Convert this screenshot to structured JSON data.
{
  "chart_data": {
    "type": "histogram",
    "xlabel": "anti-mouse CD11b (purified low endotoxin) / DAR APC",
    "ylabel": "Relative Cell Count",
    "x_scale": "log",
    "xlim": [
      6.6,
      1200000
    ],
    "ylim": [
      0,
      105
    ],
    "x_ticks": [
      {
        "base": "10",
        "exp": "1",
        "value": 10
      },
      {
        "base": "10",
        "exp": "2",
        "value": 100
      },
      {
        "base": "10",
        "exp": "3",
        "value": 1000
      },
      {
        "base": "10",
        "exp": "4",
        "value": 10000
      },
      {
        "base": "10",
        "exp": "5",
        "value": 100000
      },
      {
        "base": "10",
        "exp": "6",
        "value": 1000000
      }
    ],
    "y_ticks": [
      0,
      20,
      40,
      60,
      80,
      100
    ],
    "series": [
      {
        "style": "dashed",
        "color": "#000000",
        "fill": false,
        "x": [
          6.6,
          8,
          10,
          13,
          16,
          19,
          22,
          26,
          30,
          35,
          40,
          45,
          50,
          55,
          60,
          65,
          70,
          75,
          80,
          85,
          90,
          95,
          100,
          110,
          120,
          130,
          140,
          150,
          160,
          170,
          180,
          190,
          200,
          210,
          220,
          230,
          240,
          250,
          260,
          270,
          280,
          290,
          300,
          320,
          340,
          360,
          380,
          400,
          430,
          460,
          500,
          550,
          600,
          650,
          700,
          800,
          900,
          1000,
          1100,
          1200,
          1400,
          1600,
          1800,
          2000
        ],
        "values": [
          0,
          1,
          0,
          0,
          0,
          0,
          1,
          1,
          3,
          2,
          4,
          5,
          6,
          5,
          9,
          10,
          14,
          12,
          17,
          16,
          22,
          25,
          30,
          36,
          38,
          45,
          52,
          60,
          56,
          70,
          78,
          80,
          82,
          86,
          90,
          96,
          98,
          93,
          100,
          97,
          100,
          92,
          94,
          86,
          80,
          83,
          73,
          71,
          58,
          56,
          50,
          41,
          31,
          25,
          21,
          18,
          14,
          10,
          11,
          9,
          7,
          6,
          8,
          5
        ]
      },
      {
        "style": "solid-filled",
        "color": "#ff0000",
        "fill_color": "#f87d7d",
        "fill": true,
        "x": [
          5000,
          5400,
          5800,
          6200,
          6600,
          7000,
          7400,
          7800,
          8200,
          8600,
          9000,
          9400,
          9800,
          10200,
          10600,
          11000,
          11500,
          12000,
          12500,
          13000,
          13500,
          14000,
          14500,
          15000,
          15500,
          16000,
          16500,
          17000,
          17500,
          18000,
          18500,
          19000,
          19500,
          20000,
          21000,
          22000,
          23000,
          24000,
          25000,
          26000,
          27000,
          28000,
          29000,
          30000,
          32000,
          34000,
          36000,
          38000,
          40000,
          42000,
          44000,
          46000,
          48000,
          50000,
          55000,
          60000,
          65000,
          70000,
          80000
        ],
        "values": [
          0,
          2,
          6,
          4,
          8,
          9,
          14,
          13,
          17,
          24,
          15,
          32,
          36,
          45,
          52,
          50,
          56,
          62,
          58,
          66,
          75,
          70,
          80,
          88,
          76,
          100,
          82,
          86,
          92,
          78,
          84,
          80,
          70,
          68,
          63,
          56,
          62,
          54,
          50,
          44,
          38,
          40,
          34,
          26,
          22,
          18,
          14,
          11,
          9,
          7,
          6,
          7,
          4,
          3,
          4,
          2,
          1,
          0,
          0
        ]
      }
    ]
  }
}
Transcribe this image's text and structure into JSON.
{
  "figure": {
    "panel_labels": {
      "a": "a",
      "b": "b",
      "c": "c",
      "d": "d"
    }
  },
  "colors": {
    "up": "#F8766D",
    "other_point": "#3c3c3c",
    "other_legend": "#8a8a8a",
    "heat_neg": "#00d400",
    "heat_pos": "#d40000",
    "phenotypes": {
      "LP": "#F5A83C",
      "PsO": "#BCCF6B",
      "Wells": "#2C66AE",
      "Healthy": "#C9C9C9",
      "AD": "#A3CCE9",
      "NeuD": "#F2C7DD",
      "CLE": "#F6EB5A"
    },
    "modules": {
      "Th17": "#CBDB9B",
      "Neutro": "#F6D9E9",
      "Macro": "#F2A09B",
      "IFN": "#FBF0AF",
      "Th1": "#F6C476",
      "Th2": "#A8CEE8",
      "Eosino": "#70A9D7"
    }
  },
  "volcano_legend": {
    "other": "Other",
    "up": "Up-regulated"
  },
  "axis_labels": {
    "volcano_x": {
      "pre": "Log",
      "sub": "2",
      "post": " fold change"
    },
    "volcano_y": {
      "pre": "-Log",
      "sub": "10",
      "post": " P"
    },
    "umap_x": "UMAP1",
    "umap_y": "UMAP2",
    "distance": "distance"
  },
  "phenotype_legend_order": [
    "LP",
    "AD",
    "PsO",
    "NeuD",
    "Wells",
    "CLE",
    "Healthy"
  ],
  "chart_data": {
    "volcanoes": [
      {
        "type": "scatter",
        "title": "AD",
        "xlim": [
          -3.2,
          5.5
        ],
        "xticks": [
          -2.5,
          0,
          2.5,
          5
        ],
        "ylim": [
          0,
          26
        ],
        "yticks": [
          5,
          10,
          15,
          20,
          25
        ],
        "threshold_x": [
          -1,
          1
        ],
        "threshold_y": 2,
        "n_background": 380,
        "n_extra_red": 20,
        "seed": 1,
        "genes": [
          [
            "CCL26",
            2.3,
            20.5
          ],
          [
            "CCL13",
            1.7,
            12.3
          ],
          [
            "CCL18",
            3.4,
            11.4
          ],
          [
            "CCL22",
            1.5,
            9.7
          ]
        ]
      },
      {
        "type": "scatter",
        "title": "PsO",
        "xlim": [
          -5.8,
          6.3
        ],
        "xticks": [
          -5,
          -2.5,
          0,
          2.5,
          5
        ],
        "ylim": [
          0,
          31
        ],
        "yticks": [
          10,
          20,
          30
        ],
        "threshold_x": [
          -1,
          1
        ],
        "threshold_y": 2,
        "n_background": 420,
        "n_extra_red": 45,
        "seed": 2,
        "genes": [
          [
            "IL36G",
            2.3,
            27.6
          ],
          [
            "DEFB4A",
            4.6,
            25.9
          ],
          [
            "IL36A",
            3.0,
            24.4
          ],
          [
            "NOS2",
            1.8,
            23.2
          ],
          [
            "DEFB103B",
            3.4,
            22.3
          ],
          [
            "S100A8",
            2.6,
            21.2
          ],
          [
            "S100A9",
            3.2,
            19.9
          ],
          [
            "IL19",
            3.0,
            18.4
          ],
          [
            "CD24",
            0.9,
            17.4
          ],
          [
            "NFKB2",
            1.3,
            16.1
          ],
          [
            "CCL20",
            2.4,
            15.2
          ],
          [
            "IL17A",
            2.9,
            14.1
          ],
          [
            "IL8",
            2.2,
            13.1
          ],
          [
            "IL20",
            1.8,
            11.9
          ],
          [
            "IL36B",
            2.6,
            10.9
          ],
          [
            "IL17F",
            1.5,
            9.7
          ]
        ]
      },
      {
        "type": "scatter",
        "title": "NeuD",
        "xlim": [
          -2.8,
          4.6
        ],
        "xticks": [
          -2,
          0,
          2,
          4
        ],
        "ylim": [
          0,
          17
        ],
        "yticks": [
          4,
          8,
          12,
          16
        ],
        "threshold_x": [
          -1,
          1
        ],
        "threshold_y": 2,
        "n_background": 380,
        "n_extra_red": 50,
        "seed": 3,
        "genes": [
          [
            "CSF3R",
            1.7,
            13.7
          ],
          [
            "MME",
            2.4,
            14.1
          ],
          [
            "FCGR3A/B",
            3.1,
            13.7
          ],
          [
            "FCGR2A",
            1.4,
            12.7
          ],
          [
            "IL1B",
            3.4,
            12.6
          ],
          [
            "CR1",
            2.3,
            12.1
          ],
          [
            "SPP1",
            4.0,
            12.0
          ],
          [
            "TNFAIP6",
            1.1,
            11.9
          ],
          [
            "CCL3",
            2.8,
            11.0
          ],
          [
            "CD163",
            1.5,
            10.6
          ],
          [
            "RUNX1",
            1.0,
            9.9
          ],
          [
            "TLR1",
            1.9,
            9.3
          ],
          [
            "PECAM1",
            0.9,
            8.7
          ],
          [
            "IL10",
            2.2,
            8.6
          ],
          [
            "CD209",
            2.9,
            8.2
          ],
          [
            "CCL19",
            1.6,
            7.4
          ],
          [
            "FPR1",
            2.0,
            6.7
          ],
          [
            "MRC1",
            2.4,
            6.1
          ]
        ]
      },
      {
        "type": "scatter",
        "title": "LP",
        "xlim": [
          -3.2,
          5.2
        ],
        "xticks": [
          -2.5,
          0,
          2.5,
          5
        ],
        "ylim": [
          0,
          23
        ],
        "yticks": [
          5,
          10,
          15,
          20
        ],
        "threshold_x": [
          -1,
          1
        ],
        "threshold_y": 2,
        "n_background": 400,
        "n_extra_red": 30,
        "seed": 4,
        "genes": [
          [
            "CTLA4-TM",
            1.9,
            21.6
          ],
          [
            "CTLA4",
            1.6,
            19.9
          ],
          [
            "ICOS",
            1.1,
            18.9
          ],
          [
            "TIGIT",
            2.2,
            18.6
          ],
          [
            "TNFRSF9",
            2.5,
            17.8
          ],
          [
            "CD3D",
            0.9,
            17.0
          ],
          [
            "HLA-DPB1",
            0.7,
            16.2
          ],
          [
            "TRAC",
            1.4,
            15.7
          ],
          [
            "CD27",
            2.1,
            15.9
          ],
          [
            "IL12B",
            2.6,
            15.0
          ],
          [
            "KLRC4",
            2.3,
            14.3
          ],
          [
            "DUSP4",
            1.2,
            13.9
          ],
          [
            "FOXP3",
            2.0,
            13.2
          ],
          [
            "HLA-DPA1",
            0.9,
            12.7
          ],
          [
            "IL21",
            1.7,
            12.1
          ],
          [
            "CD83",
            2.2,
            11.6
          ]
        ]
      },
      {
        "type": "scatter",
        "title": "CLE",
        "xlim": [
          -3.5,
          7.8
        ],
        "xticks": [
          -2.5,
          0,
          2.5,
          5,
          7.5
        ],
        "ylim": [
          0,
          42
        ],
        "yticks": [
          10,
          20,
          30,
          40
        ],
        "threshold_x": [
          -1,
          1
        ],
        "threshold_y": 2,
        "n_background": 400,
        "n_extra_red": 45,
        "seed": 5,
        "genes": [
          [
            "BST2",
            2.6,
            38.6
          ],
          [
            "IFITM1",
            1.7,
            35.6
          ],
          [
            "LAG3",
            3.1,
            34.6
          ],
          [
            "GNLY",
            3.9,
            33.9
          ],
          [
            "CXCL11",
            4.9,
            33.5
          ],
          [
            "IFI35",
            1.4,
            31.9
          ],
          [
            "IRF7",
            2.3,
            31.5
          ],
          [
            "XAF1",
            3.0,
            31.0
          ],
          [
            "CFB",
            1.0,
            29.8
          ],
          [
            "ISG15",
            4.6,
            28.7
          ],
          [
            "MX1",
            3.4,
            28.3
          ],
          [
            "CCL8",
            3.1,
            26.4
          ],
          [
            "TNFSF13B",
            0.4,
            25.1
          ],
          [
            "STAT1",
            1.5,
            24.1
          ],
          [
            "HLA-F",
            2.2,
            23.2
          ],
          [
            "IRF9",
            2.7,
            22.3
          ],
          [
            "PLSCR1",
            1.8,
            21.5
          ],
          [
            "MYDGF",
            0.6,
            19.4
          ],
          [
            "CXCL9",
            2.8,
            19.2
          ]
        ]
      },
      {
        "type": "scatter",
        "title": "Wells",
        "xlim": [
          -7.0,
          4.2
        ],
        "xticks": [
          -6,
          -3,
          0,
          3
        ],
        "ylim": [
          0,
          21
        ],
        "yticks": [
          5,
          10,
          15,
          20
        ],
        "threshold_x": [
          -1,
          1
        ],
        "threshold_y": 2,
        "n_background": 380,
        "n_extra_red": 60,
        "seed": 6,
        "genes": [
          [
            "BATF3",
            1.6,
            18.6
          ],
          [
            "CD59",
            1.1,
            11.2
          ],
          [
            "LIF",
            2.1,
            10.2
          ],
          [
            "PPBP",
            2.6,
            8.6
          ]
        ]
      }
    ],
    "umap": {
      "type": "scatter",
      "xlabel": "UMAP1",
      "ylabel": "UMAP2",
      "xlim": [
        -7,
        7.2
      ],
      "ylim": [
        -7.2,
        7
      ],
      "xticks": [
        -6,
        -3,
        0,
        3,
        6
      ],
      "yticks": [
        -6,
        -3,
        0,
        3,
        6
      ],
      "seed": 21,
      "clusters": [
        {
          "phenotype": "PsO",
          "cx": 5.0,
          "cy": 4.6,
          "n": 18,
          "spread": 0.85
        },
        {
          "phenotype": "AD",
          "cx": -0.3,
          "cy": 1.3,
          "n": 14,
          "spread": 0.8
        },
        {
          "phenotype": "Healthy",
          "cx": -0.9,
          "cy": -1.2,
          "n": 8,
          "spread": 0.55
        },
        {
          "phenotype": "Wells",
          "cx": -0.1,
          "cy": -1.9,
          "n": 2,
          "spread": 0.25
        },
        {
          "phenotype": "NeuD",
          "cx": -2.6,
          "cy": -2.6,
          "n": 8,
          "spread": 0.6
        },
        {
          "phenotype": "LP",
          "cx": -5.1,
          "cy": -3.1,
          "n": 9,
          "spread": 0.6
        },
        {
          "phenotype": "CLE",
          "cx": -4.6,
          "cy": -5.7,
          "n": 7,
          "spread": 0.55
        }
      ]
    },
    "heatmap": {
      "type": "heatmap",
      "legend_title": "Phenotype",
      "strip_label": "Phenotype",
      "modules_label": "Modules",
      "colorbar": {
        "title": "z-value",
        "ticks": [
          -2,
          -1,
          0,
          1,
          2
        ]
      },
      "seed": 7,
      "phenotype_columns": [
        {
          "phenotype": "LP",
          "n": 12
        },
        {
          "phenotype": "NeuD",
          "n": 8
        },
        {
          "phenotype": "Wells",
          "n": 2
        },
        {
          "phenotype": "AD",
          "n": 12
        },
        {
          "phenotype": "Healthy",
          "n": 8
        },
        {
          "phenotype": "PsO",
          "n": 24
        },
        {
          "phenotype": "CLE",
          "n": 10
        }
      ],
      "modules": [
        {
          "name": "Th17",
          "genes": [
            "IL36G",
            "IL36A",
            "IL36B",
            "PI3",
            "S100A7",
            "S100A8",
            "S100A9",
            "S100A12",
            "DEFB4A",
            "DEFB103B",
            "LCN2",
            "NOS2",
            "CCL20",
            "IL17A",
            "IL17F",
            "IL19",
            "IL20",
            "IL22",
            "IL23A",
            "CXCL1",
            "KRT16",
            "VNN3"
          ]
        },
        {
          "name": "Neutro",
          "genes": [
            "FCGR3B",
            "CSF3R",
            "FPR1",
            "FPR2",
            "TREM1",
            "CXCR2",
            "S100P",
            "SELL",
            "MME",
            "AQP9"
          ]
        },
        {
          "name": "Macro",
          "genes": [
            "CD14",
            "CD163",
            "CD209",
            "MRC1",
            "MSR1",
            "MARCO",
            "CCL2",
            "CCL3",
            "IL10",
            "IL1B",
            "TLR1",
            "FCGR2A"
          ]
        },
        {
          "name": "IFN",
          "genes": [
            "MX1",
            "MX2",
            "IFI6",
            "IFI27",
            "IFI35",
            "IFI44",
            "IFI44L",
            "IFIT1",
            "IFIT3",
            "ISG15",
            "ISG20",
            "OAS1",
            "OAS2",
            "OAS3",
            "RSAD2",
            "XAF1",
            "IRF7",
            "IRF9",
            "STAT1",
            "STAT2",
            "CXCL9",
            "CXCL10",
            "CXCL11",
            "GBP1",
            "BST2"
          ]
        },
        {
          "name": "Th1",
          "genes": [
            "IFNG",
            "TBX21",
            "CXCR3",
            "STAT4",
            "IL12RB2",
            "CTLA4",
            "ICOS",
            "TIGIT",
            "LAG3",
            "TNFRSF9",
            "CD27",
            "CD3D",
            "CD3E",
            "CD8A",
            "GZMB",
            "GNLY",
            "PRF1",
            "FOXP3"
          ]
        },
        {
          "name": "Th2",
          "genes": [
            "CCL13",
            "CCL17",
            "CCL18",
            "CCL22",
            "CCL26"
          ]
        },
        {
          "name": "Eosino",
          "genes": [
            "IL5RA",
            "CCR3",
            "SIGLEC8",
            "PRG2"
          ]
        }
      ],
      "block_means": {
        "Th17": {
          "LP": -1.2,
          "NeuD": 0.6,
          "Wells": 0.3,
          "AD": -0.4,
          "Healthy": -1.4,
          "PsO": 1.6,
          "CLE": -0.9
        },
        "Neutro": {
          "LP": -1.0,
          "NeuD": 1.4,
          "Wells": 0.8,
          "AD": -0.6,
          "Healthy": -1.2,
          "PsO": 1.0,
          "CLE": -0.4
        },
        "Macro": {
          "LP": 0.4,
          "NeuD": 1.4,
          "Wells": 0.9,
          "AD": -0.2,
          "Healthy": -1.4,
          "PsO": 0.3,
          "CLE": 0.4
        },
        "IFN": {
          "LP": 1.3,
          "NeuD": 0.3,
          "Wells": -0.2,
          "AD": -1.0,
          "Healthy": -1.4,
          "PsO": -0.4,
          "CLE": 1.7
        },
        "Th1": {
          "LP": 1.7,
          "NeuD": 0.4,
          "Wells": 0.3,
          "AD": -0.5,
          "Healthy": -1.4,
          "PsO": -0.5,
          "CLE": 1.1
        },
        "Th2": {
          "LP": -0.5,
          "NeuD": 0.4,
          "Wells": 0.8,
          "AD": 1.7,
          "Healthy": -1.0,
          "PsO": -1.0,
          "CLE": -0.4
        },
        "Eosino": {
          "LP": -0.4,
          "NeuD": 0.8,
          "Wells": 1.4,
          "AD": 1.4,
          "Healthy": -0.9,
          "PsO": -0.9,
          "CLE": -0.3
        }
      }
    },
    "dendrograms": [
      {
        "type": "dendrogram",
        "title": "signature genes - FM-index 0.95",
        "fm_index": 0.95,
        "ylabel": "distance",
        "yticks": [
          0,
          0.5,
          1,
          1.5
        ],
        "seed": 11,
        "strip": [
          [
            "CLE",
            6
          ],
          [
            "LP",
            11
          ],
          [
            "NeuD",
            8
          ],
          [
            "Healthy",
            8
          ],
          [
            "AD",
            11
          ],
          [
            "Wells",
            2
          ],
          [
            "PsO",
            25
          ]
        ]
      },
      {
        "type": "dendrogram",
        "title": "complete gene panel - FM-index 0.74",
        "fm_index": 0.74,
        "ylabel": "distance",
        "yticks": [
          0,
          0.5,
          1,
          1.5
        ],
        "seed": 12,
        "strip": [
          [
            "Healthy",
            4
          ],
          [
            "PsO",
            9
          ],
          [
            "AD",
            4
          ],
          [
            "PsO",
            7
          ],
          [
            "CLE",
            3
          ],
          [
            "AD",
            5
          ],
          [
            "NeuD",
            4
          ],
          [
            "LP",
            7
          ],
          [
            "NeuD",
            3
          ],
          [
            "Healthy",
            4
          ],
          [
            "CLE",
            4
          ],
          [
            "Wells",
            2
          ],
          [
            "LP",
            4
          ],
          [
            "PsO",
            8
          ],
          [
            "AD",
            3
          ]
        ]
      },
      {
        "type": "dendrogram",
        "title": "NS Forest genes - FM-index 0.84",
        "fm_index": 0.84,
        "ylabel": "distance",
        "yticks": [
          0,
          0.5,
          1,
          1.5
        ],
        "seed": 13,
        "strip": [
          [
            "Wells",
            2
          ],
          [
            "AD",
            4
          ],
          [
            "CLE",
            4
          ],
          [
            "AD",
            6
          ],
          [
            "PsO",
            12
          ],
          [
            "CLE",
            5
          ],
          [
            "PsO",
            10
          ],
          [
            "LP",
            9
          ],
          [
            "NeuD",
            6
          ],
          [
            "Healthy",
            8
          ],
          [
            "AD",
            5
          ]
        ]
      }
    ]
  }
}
-- -- --
**WHAT YOU HAVE TO DO:** Whenever a line of the entries contains the string "this", copy that line.

**RESULT BELOW:**
Convert this screenshot to structured JSON data.
Transcribe this image's text and structure into JSON.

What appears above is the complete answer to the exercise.